### Stated goal:
Write out the entire listing below exactly, with the pictures left out.

Stored data entries:

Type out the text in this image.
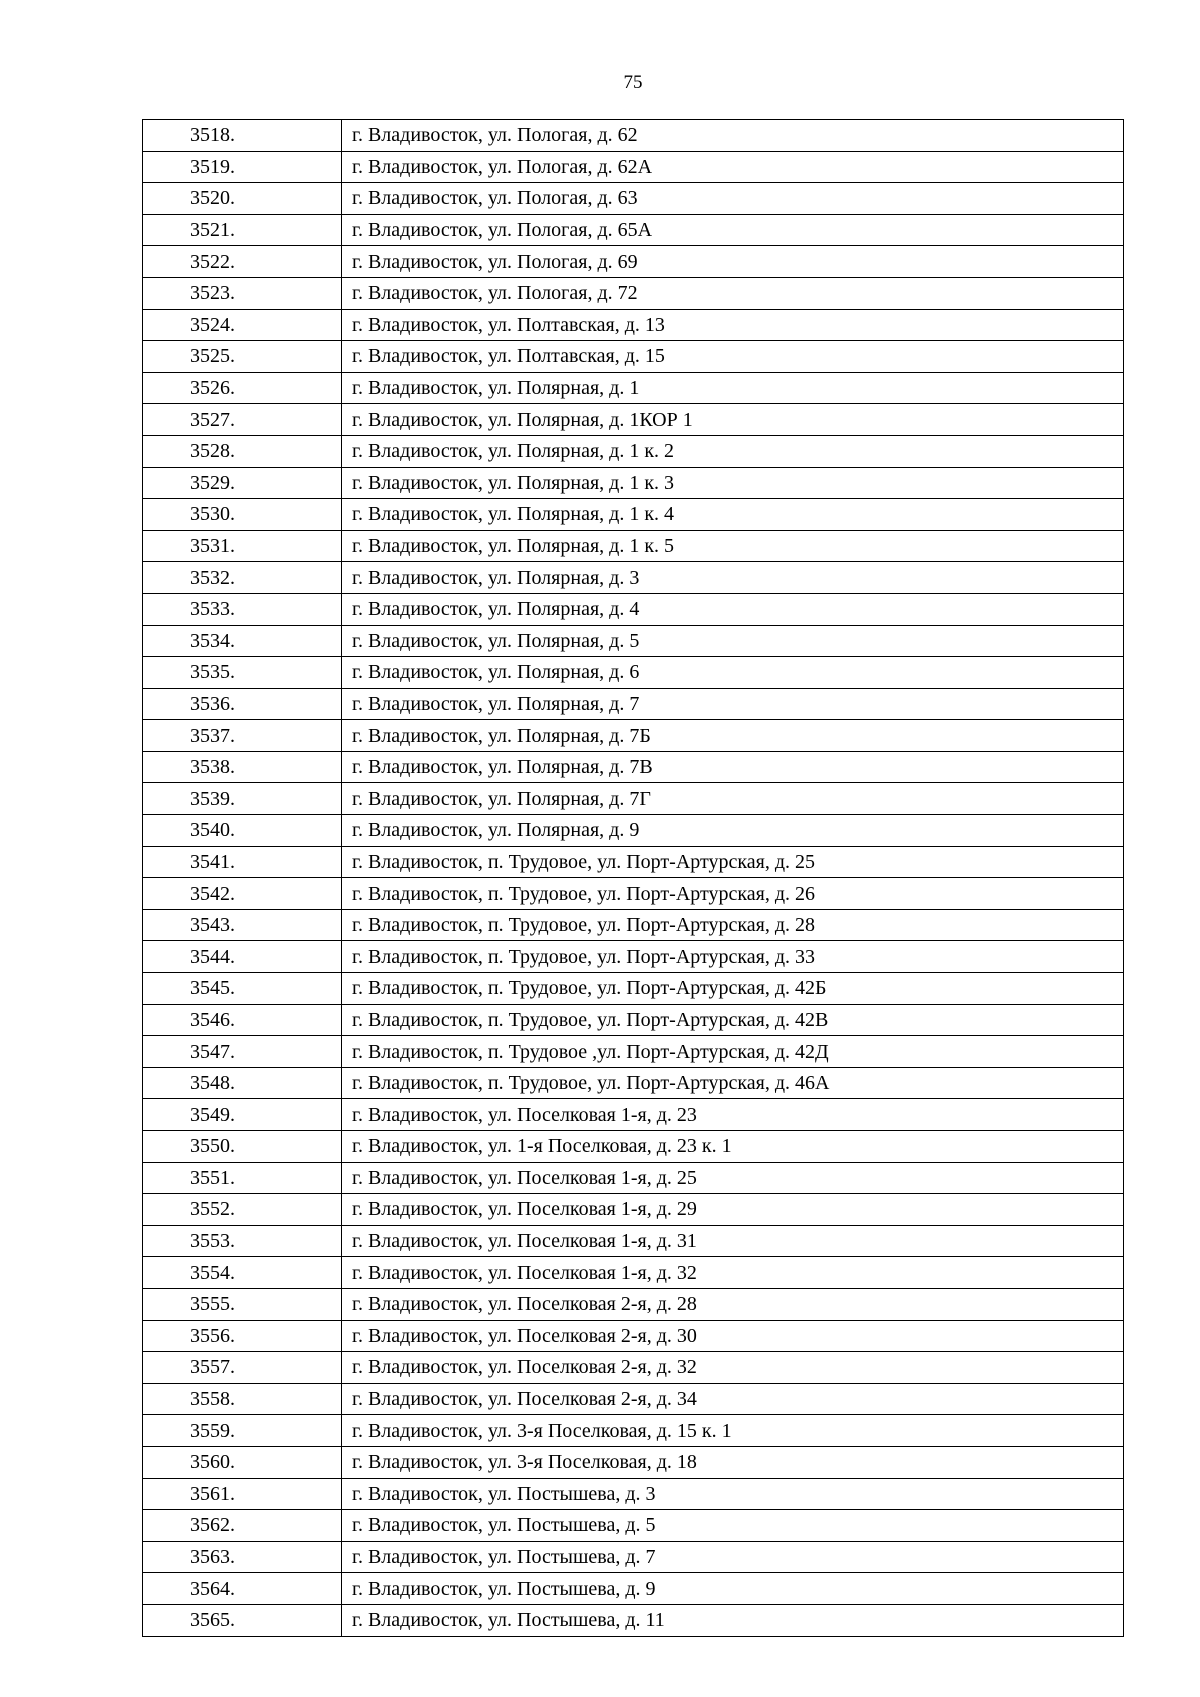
75
3518.	г. Владивосток, ул. Пологая, д. 62
3519.	г. Владивосток, ул. Пологая, д. 62А
3520.	г. Владивосток, ул. Пологая, д. 63
3521.	г. Владивосток, ул. Пологая, д. 65А
3522.	г. Владивосток, ул. Пологая, д. 69
3523.	г. Владивосток, ул. Пологая, д. 72
3524.	г. Владивосток, ул. Полтавская, д. 13
3525.	г. Владивосток, ул. Полтавская, д. 15
3526.	г. Владивосток, ул. Полярная, д. 1
3527.	г. Владивосток, ул. Полярная, д. 1КОР 1
3528.	г. Владивосток, ул. Полярная, д. 1 к. 2
3529.	г. Владивосток, ул. Полярная, д. 1 к. 3
3530.	г. Владивосток, ул. Полярная, д. 1 к. 4
3531.	г. Владивосток, ул. Полярная, д. 1 к. 5
3532.	г. Владивосток, ул. Полярная, д. 3
3533.	г. Владивосток, ул. Полярная, д. 4
3534.	г. Владивосток, ул. Полярная, д. 5
3535.	г. Владивосток, ул. Полярная, д. 6
3536.	г. Владивосток, ул. Полярная, д. 7
3537.	г. Владивосток, ул. Полярная, д. 7Б
3538.	г. Владивосток, ул. Полярная, д. 7В
3539.	г. Владивосток, ул. Полярная, д. 7Г
3540.	г. Владивосток, ул. Полярная, д. 9
3541.	г. Владивосток, п. Трудовое, ул. Порт-Артурская, д. 25
3542.	г. Владивосток, п. Трудовое, ул. Порт-Артурская, д. 26
3543.	г. Владивосток, п. Трудовое, ул. Порт-Артурская, д. 28
3544.	г. Владивосток, п. Трудовое, ул. Порт-Артурская, д. 33
3545.	г. Владивосток, п. Трудовое, ул. Порт-Артурская, д. 42Б
3546.	г. Владивосток, п. Трудовое, ул. Порт-Артурская, д. 42В
3547.	г. Владивосток, п. Трудовое ,ул. Порт-Артурская, д. 42Д
3548.	г. Владивосток, п. Трудовое, ул. Порт-Артурская, д. 46А
3549.	г. Владивосток, ул. Поселковая 1-я, д. 23
3550.	г. Владивосток, ул. 1-я Поселковая, д. 23 к. 1
3551.	г. Владивосток, ул. Поселковая 1-я, д. 25
3552.	г. Владивосток, ул. Поселковая 1-я, д. 29
3553.	г. Владивосток, ул. Поселковая 1-я, д. 31
3554.	г. Владивосток, ул. Поселковая 1-я, д. 32
3555.	г. Владивосток, ул. Поселковая 2-я, д. 28
3556.	г. Владивосток, ул. Поселковая 2-я, д. 30
3557.	г. Владивосток, ул. Поселковая 2-я, д. 32
3558.	г. Владивосток, ул. Поселковая 2-я, д. 34
3559.	г. Владивосток, ул. 3-я Поселковая, д. 15 к. 1
3560.	г. Владивосток, ул. 3-я Поселковая, д. 18
3561.	г. Владивосток, ул. Постышева, д. 3
3562.	г. Владивосток, ул. Постышева, д. 5
3563.	г. Владивосток, ул. Постышева, д. 7
3564.	г. Владивосток, ул. Постышева, д. 9
3565.	г. Владивосток, ул. Постышева, д. 11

### Task answer:
Type out the text in this image.
75
3518.	г. Владивосток, ул. Пологая, д. 62
3519.	г. Владивосток, ул. Пологая, д. 62А
3520.	г. Владивосток, ул. Пологая, д. 63
3521.	г. Владивосток, ул. Пологая, д. 65А
3522.	г. Владивосток, ул. Пологая, д. 69
3523.	г. Владивосток, ул. Пологая, д. 72
3524.	г. Владивосток, ул. Полтавская, д. 13
3525.	г. Владивосток, ул. Полтавская, д. 15
3526.	г. Владивосток, ул. Полярная, д. 1
3527.	г. Владивосток, ул. Полярная, д. 1КОР 1
3528.	г. Владивосток, ул. Полярная, д. 1 к. 2
3529.	г. Владивосток, ул. Полярная, д. 1 к. 3
3530.	г. Владивосток, ул. Полярная, д. 1 к. 4
3531.	г. Владивосток, ул. Полярная, д. 1 к. 5
3532.	г. Владивосток, ул. Полярная, д. 3
3533.	г. Владивосток, ул. Полярная, д. 4
3534.	г. Владивосток, ул. Полярная, д. 5
3535.	г. Владивосток, ул. Полярная, д. 6
3536.	г. Владивосток, ул. Полярная, д. 7
3537.	г. Владивосток, ул. Полярная, д. 7Б
3538.	г. Владивосток, ул. Полярная, д. 7В
3539.	г. Владивосток, ул. Полярная, д. 7Г
3540.	г. Владивосток, ул. Полярная, д. 9
3541.	г. Владивосток, п. Трудовое, ул. Порт-Артурская, д. 25
3542.	г. Владивосток, п. Трудовое, ул. Порт-Артурская, д. 26
3543.	г. Владивосток, п. Трудовое, ул. Порт-Артурская, д. 28
3544.	г. Владивосток, п. Трудовое, ул. Порт-Артурская, д. 33
3545.	г. Владивосток, п. Трудовое, ул. Порт-Артурская, д. 42Б
3546.	г. Владивосток, п. Трудовое, ул. Порт-Артурская, д. 42В
3547.	г. Владивосток, п. Трудовое ,ул. Порт-Артурская, д. 42Д
3548.	г. Владивосток, п. Трудовое, ул. Порт-Артурская, д. 46А
3549.	г. Владивосток, ул. Поселковая 1-я, д. 23
3550.	г. Владивосток, ул. 1-я Поселковая, д. 23 к. 1
3551.	г. Владивосток, ул. Поселковая 1-я, д. 25
3552.	г. Владивосток, ул. Поселковая 1-я, д. 29
3553.	г. Владивосток, ул. Поселковая 1-я, д. 31
3554.	г. Владивосток, ул. Поселковая 1-я, д. 32
3555.	г. Владивосток, ул. Поселковая 2-я, д. 28
3556.	г. Владивосток, ул. Поселковая 2-я, д. 30
3557.	г. Владивосток, ул. Поселковая 2-я, д. 32
3558.	г. Владивосток, ул. Поселковая 2-я, д. 34
3559.	г. Владивосток, ул. 3-я Поселковая, д. 15 к. 1
3560.	г. Владивосток, ул. 3-я Поселковая, д. 18
3561.	г. Владивосток, ул. Постышева, д. 3
3562.	г. Владивосток, ул. Постышева, д. 5
3563.	г. Владивосток, ул. Постышева, д. 7
3564.	г. Владивосток, ул. Постышева, д. 9
3565.	г. Владивосток, ул. Постышева, д. 11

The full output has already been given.